Stated exercise –
Across the listing below, count the lines that mention the string "value". Reply with the figure only.

Provided data –
-*-
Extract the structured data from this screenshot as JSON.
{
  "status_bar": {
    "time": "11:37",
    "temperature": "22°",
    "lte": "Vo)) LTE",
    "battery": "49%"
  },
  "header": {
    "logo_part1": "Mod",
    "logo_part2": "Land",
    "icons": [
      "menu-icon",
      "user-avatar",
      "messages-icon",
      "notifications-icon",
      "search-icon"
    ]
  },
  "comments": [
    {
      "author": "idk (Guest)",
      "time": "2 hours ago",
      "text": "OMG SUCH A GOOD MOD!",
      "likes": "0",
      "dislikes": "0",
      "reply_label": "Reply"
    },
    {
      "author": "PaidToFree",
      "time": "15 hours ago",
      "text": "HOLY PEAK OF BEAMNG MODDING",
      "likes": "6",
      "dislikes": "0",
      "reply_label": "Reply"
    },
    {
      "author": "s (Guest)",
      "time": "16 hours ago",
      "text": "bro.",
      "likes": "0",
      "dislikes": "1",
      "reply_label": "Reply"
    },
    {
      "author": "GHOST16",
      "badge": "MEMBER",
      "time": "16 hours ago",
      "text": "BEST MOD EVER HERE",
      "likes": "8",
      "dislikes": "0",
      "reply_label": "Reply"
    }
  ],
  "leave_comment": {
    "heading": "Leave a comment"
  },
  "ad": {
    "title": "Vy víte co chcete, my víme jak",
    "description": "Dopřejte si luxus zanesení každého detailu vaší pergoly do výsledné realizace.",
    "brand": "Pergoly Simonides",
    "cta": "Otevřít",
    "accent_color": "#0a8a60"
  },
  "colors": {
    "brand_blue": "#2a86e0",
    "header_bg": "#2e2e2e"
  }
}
-*-
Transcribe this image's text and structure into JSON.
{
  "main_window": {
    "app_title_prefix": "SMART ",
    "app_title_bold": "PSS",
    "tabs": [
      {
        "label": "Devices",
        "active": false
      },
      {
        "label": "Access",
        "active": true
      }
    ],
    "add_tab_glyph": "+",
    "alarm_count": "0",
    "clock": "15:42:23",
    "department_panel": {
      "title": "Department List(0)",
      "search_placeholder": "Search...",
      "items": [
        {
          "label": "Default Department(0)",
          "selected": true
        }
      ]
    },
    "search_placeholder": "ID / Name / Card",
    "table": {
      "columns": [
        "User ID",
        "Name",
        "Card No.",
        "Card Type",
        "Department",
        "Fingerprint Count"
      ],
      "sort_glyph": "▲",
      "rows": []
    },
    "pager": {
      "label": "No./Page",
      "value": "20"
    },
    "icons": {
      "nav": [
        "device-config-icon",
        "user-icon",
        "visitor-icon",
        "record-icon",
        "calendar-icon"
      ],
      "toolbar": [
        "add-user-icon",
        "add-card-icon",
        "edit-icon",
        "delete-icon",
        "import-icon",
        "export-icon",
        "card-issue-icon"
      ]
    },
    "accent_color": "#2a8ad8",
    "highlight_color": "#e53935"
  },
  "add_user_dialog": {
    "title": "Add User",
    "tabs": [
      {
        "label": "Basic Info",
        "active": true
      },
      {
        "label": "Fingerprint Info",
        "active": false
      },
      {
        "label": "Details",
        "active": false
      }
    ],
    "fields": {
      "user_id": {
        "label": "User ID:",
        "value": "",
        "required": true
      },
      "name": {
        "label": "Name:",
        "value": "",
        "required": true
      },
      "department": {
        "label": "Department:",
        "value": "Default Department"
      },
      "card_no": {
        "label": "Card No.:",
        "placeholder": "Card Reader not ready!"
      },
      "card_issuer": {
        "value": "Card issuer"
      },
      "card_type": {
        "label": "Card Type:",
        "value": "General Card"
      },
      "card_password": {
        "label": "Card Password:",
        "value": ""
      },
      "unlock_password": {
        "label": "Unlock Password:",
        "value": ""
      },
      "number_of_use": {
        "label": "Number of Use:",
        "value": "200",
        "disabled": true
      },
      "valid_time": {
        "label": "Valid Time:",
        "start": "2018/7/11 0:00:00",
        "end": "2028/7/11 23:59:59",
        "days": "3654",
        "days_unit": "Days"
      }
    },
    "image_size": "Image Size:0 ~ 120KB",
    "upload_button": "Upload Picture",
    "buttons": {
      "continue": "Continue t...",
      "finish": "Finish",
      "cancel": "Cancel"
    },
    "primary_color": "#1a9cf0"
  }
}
-*-
Response for this exercise –
9